→ Instructions to follow
Retype the listing that follows, exactly as written.

→ Data records
* Start *

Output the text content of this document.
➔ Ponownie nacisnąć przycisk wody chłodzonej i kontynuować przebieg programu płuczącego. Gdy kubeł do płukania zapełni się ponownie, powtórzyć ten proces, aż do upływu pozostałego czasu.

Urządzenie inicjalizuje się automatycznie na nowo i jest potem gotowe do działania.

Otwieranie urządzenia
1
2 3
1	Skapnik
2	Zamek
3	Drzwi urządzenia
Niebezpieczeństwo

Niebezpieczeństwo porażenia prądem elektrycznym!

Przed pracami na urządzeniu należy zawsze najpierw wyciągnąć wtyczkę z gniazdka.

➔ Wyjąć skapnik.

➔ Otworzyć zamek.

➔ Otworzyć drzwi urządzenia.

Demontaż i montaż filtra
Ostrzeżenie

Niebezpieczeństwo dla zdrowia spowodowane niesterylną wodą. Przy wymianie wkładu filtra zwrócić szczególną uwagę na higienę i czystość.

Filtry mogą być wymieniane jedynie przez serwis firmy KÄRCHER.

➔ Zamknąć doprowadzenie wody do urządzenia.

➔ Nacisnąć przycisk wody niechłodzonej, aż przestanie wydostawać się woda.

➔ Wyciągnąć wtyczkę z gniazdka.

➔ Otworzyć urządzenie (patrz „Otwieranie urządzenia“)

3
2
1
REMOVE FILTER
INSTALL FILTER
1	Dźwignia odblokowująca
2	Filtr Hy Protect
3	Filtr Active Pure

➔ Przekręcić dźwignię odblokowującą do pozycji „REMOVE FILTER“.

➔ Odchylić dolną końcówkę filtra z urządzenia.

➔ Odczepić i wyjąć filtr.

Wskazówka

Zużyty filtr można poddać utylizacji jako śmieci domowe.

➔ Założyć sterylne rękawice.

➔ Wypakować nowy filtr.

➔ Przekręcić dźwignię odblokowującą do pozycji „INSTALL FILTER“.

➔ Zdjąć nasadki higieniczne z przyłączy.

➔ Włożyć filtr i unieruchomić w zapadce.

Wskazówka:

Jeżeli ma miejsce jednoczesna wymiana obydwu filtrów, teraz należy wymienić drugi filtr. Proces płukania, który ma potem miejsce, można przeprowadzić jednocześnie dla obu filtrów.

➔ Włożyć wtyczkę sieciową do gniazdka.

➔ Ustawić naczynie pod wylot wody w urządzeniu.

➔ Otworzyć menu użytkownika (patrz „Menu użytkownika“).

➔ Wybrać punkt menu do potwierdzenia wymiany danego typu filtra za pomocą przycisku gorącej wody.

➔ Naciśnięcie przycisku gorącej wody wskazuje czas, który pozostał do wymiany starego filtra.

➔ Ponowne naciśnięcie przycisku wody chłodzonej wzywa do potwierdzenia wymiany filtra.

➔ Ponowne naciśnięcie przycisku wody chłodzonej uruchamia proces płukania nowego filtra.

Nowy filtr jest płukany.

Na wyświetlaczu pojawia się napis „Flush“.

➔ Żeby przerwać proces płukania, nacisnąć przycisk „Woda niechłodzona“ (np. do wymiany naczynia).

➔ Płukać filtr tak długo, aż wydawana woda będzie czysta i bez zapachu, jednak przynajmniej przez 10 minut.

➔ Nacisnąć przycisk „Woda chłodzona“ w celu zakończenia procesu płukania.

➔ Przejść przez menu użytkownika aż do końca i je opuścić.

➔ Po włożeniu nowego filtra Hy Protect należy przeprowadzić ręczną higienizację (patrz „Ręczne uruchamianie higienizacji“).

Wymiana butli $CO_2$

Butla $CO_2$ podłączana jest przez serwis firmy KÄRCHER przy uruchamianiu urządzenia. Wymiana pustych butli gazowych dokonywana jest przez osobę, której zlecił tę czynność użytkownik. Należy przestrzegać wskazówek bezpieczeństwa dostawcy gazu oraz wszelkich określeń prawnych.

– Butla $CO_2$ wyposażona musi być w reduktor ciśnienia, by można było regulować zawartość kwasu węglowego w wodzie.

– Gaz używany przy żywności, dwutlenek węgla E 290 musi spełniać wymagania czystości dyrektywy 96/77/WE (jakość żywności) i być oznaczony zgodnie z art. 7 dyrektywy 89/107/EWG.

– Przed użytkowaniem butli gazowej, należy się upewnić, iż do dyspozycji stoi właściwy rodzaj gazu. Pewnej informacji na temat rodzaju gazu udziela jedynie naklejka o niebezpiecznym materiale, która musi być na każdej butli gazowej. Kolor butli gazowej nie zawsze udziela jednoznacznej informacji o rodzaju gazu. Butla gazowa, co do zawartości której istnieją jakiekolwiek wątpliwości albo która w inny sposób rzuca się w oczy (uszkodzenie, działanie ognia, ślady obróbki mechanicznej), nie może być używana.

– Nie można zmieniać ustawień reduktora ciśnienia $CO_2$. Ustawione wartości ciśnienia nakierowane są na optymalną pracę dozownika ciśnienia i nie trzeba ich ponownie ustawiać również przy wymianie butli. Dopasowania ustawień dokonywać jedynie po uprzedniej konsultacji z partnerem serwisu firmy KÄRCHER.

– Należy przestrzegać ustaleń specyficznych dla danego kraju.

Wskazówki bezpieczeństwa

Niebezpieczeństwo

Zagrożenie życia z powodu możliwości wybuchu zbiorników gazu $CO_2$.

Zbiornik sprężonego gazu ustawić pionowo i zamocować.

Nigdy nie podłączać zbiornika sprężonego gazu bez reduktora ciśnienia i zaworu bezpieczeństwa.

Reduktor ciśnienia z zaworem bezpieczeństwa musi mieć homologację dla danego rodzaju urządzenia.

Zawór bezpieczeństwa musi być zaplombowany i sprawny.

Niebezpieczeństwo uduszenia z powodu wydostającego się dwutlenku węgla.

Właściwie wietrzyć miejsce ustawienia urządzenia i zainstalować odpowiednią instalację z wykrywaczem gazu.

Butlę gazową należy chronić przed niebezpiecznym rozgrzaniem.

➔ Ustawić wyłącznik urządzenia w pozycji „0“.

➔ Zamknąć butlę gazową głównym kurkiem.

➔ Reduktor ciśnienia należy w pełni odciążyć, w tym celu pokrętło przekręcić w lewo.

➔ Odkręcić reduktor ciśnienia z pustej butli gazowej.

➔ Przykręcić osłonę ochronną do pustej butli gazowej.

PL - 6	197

* End *

→ Exercise result
Output the text content of this document.
➔ Ponownie nacisnąć przycisk wody chłodzonej i kontynuować przebieg programu płuczącego. Gdy kubeł do płukania zapełni się ponownie, powtórzyć ten proces, aż do upływu pozostałego czasu.

Urządzenie inicjalizuje się automatycznie na nowo i jest potem gotowe do działania.

Otwieranie urządzenia
1
2 3
1	Skapnik
2	Zamek
3	Drzwi urządzenia
Niebezpieczeństwo

Niebezpieczeństwo porażenia prądem elektrycznym!

Przed pracami na urządzeniu należy zawsze najpierw wyciągnąć wtyczkę z gniazdka.

➔ Wyjąć skapnik.

➔ Otworzyć zamek.

➔ Otworzyć drzwi urządzenia.

Demontaż i montaż filtra
Ostrzeżenie

Niebezpieczeństwo dla zdrowia spowodowane niesterylną wodą. Przy wymianie wkładu filtra zwrócić szczególną uwagę na higienę i czystość.

Filtry mogą być wymieniane jedynie przez serwis firmy KÄRCHER.

➔ Zamknąć doprowadzenie wody do urządzenia.

➔ Nacisnąć przycisk wody niechłodzonej, aż przestanie wydostawać się woda.

➔ Wyciągnąć wtyczkę z gniazdka.

➔ Otworzyć urządzenie (patrz „Otwieranie urządzenia“)

3
2
1
REMOVE FILTER
INSTALL FILTER
1	Dźwignia odblokowująca
2	Filtr Hy Protect
3	Filtr Active Pure

➔ Przekręcić dźwignię odblokowującą do pozycji „REMOVE FILTER“.

➔ Odchylić dolną końcówkę filtra z urządzenia.

➔ Odczepić i wyjąć filtr.

Wskazówka

Zużyty filtr można poddać utylizacji jako śmieci domowe.

➔ Założyć sterylne rękawice.

➔ Wypakować nowy filtr.

➔ Przekręcić dźwignię odblokowującą do pozycji „INSTALL FILTER“.

➔ Zdjąć nasadki higieniczne z przyłączy.

➔ Włożyć filtr i unieruchomić w zapadce.

Wskazówka:

Jeżeli ma miejsce jednoczesna wymiana obydwu filtrów, teraz należy wymienić drugi filtr. Proces płukania, który ma potem miejsce, można przeprowadzić jednocześnie dla obu filtrów.

➔ Włożyć wtyczkę sieciową do gniazdka.

➔ Ustawić naczynie pod wylot wody w urządzeniu.

➔ Otworzyć menu użytkownika (patrz „Menu użytkownika“).

➔ Wybrać punkt menu do potwierdzenia wymiany danego typu filtra za pomocą przycisku gorącej wody.

➔ Naciśnięcie przycisku gorącej wody wskazuje czas, który pozostał do wymiany starego filtra.

➔ Ponowne naciśnięcie przycisku wody chłodzonej wzywa do potwierdzenia wymiany filtra.

➔ Ponowne naciśnięcie przycisku wody chłodzonej uruchamia proces płukania nowego filtra.

Nowy filtr jest płukany.

Na wyświetlaczu pojawia się napis „Flush“.

➔ Żeby przerwać proces płukania, nacisnąć przycisk „Woda niechłodzona“ (np. do wymiany naczynia).

➔ Płukać filtr tak długo, aż wydawana woda będzie czysta i bez zapachu, jednak przynajmniej przez 10 minut.

➔ Nacisnąć przycisk „Woda chłodzona“ w celu zakończenia procesu płukania.

➔ Przejść przez menu użytkownika aż do końca i je opuścić.

➔ Po włożeniu nowego filtra Hy Protect należy przeprowadzić ręczną higienizację (patrz „Ręczne uruchamianie higienizacji“).

Wymiana butli $CO_2$

Butla $CO_2$ podłączana jest przez serwis firmy KÄRCHER przy uruchamianiu urządzenia. Wymiana pustych butli gazowych dokonywana jest przez osobę, której zlecił tę czynność użytkownik. Należy przestrzegać wskazówek bezpieczeństwa dostawcy gazu oraz wszelkich określeń prawnych.

– Butla $CO_2$ wyposażona musi być w reduktor ciśnienia, by można było regulować zawartość kwasu węglowego w wodzie.

– Gaz używany przy żywności, dwutlenek węgla E 290 musi spełniać wymagania czystości dyrektywy 96/77/WE (jakość żywności) i być oznaczony zgodnie z art. 7 dyrektywy 89/107/EWG.

– Przed użytkowaniem butli gazowej, należy się upewnić, iż do dyspozycji stoi właściwy rodzaj gazu. Pewnej informacji na temat rodzaju gazu udziela jedynie naklejka o niebezpiecznym materiale, która musi być na każdej butli gazowej. Kolor butli gazowej nie zawsze udziela jednoznacznej informacji o rodzaju gazu. Butla gazowa, co do zawartości której istnieją jakiekolwiek wątpliwości albo która w inny sposób rzuca się w oczy (uszkodzenie, działanie ognia, ślady obróbki mechanicznej), nie może być używana.

– Nie można zmieniać ustawień reduktora ciśnienia $CO_2$. Ustawione wartości ciśnienia nakierowane są na optymalną pracę dozownika ciśnienia i nie trzeba ich ponownie ustawiać również przy wymianie butli. Dopasowania ustawień dokonywać jedynie po uprzedniej konsultacji z partnerem serwisu firmy KÄRCHER.

– Należy przestrzegać ustaleń specyficznych dla danego kraju.

Wskazówki bezpieczeństwa

Niebezpieczeństwo

Zagrożenie życia z powodu możliwości wybuchu zbiorników gazu $CO_2$.

Zbiornik sprężonego gazu ustawić pionowo i zamocować.

Nigdy nie podłączać zbiornika sprężonego gazu bez reduktora ciśnienia i zaworu bezpieczeństwa.

Reduktor ciśnienia z zaworem bezpieczeństwa musi mieć homologację dla danego rodzaju urządzenia.

Zawór bezpieczeństwa musi być zaplombowany i sprawny.

Niebezpieczeństwo uduszenia z powodu wydostającego się dwutlenku węgla.

Właściwie wietrzyć miejsce ustawienia urządzenia i zainstalować odpowiednią instalację z wykrywaczem gazu.

Butlę gazową należy chronić przed niebezpiecznym rozgrzaniem.

➔ Ustawić wyłącznik urządzenia w pozycji „0“.

➔ Zamknąć butlę gazową głównym kurkiem.

➔ Reduktor ciśnienia należy w pełni odciążyć, w tym celu pokrętło przekręcić w lewo.

➔ Odkręcić reduktor ciśnienia z pustej butli gazowej.

➔ Przykręcić osłonę ochronną do pustej butli gazowej.

PL - 6	197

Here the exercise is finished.